[Stored items]
━━━━━━━━━━━━━━━━

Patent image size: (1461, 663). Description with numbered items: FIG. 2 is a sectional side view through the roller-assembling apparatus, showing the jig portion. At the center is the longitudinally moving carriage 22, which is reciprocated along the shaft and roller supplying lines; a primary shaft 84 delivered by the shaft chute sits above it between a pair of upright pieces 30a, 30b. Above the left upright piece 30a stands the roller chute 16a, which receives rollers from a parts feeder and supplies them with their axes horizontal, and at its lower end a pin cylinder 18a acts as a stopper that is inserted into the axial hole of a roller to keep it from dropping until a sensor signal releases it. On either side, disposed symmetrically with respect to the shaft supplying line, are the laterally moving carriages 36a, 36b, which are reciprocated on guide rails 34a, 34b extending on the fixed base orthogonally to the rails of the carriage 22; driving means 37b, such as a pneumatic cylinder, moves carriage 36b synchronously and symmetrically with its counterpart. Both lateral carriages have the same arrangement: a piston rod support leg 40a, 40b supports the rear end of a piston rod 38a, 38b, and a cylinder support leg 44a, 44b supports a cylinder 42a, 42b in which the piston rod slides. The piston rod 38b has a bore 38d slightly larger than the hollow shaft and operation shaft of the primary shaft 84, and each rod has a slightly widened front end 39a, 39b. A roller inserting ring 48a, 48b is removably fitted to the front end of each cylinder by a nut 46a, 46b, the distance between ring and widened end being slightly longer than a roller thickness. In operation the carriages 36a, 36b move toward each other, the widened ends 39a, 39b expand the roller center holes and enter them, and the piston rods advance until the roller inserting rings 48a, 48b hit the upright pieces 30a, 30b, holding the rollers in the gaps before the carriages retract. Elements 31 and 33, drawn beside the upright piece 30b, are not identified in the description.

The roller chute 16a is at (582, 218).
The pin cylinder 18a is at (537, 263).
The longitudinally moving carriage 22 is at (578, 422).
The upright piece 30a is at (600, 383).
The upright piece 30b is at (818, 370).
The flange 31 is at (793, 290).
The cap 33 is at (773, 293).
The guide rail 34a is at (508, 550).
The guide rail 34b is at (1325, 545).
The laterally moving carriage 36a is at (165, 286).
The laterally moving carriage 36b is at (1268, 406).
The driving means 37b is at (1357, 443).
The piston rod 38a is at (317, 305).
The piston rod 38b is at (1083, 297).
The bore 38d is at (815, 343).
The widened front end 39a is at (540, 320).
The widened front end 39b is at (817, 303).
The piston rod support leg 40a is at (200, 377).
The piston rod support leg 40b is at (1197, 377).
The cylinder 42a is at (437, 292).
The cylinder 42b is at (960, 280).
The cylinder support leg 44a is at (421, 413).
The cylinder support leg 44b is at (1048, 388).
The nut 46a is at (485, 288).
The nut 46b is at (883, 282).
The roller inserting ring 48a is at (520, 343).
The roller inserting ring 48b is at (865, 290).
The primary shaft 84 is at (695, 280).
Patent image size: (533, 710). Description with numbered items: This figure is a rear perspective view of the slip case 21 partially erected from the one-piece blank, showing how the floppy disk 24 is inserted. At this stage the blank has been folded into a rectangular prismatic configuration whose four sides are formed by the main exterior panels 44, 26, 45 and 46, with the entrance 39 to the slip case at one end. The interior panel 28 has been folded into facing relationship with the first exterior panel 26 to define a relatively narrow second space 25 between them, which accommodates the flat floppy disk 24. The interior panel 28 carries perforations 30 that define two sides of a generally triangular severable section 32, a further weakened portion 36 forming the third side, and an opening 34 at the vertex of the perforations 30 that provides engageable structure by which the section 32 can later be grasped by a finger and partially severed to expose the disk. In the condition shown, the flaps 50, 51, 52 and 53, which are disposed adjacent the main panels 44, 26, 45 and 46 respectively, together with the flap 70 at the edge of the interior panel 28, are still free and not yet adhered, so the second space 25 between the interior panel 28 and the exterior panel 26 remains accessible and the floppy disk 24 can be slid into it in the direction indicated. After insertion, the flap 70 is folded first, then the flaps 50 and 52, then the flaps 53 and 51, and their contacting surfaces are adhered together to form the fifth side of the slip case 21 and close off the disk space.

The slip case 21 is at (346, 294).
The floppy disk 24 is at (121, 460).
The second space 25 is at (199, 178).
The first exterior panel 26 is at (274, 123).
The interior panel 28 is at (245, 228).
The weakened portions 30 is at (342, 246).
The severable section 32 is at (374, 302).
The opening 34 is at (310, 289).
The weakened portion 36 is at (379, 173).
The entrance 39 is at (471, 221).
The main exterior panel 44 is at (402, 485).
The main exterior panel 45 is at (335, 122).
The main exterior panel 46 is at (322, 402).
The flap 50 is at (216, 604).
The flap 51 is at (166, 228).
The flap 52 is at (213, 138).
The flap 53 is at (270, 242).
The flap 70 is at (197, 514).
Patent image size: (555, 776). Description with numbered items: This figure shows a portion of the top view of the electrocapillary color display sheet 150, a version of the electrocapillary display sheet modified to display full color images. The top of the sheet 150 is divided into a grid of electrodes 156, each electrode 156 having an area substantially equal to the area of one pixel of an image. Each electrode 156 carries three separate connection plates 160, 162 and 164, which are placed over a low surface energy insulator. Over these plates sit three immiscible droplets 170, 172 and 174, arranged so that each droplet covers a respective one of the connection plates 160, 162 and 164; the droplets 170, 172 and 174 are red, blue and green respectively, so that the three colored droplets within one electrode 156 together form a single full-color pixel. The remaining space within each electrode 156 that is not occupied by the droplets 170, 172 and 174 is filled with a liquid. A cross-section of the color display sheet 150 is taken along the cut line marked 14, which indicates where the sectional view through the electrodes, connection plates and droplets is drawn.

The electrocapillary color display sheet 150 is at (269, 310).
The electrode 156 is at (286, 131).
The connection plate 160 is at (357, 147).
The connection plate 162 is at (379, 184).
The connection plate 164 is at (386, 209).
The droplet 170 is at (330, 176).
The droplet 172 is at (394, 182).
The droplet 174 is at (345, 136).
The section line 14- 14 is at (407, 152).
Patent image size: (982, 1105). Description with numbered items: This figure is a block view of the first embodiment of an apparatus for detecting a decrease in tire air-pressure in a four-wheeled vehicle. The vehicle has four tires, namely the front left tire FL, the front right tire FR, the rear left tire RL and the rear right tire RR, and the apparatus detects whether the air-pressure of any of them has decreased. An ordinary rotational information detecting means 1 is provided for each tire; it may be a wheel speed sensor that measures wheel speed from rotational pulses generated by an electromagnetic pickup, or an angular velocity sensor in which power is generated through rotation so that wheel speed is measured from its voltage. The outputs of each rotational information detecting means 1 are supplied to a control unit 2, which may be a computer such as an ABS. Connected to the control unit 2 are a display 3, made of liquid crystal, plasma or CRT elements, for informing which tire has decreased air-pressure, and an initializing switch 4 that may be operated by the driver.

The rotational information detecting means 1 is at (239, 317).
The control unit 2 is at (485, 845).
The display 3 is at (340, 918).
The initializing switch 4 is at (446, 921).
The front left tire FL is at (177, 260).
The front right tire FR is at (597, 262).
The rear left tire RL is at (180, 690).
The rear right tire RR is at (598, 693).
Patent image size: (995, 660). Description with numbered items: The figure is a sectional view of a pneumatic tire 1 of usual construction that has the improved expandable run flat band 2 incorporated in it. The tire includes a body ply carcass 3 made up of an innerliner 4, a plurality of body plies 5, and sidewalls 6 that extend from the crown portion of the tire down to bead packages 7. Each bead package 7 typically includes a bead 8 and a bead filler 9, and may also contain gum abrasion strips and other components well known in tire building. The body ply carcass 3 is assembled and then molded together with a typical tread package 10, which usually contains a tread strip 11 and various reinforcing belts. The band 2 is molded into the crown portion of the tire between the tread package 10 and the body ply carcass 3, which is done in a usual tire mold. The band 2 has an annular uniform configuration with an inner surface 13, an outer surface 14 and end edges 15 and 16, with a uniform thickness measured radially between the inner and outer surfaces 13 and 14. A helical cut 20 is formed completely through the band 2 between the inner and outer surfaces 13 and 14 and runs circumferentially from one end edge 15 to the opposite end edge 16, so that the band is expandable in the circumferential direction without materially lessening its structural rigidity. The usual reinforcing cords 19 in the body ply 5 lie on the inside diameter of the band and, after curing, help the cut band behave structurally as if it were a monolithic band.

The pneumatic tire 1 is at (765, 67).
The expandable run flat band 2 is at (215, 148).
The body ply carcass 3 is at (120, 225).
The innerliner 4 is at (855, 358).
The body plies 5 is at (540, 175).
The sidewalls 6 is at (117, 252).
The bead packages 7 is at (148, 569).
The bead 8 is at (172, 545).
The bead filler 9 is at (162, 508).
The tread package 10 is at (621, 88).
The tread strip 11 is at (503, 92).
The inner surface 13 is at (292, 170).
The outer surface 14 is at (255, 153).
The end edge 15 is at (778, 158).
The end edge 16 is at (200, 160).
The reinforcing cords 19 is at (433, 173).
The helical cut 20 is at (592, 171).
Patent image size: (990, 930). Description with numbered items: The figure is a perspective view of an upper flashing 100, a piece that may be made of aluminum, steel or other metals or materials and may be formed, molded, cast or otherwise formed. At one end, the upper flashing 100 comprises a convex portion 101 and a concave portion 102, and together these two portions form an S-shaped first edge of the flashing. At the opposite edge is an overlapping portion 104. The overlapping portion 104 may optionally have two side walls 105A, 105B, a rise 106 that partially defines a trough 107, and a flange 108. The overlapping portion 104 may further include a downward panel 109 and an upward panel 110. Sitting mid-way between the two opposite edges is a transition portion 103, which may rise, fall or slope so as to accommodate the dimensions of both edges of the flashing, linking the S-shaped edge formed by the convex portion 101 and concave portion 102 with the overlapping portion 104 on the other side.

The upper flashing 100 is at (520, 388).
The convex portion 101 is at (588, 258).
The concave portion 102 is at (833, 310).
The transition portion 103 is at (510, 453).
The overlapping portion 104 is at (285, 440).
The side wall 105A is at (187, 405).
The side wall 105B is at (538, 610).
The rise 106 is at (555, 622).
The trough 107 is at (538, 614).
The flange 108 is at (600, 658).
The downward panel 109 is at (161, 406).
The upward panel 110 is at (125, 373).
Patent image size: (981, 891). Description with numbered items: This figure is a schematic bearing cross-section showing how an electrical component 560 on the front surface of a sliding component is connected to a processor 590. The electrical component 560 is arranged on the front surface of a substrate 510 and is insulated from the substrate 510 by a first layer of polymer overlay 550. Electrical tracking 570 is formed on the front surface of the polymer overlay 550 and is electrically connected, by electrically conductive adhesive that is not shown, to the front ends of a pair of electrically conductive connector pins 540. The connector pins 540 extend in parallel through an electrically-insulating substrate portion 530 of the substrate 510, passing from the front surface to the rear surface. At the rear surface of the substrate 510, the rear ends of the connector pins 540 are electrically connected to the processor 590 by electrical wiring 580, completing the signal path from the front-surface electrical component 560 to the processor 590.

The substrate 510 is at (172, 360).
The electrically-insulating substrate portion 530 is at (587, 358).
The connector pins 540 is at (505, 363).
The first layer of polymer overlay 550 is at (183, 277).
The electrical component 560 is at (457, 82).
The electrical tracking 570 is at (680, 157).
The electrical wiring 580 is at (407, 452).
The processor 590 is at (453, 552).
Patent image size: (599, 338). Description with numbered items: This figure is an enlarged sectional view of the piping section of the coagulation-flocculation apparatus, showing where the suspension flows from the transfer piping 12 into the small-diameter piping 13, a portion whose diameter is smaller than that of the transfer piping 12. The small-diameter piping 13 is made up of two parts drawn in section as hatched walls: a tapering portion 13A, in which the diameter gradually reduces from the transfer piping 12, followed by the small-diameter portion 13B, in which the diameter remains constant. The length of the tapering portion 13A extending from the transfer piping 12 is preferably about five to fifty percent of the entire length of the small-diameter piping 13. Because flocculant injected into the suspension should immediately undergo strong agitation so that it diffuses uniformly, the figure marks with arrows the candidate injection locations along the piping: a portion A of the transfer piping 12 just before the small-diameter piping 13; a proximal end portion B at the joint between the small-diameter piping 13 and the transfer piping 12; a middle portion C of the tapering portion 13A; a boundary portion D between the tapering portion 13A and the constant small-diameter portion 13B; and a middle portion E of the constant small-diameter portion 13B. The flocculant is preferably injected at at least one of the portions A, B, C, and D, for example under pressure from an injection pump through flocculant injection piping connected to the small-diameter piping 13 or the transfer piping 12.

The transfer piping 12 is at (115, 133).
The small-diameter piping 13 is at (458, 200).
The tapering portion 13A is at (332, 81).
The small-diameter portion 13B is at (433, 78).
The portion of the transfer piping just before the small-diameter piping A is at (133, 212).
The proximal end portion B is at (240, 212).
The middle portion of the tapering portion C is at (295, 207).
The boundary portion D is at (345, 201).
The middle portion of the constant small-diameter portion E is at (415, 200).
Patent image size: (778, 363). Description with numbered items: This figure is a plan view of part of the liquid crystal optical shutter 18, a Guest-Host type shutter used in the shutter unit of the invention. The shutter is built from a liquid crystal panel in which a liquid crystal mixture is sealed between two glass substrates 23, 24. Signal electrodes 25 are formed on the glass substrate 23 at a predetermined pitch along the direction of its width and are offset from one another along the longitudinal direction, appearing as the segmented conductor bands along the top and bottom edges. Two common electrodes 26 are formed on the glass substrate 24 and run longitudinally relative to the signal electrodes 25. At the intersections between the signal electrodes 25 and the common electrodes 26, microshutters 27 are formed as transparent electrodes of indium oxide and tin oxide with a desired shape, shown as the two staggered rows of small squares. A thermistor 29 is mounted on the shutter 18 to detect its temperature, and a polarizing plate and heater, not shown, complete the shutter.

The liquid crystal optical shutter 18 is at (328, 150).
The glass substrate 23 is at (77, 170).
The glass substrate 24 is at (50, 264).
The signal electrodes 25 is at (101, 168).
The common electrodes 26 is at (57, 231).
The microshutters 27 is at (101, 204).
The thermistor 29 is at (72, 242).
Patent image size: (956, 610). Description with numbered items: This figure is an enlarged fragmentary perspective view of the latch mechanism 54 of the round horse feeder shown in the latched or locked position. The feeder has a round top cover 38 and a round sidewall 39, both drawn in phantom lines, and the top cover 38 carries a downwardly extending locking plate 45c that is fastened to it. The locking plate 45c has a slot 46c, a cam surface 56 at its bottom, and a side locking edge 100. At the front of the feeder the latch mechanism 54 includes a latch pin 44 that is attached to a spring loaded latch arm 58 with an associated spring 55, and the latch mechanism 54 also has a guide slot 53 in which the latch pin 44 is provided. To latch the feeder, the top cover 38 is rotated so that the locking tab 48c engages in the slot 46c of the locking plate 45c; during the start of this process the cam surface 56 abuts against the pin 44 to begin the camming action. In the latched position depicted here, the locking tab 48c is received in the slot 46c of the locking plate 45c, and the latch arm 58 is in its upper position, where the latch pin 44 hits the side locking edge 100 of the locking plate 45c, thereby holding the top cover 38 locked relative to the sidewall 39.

━━━━━━━━━━━━━━━━

> _WHAT TO PRODUCE_
In the lines starting at the one containing "Patent image size: (778, 363)." and ending at the one containing "The thermistor 29 is at (72, 242).", change "plan view" to "top view". Reproduce only those lines, leaving everything else in them unchanged.

> _CORRECT RESPONSE_
Patent image size: (778, 363). Description with numbered items: This figure is a top view of part of the liquid crystal optical shutter 18, a Guest-Host type shutter used in the shutter unit of the invention. The shutter is built from a liquid crystal panel in which a liquid crystal mixture is sealed between two glass substrates 23, 24. Signal electrodes 25 are formed on the glass substrate 23 at a predetermined pitch along the direction of its width and are offset from one another along the longitudinal direction, appearing as the segmented conductor bands along the top and bottom edges. Two common electrodes 26 are formed on the glass substrate 24 and run longitudinally relative to the signal electrodes 25. At the intersections between the signal electrodes 25 and the common electrodes 26, microshutters 27 are formed as transparent electrodes of indium oxide and tin oxide with a desired shape, shown as the two staggered rows of small squares. A thermistor 29 is mounted on the shutter 18 to detect its temperature, and a polarizing plate and heater, not shown, complete the shutter.

The liquid crystal optical shutter 18 is at (328, 150).
The glass substrate 23 is at (77, 170).
The glass substrate 24 is at (50, 264).
The signal electrodes 25 is at (101, 168).
The common electrodes 26 is at (57, 231).
The microshutters 27 is at (101, 204).
The thermistor 29 is at (72, 242).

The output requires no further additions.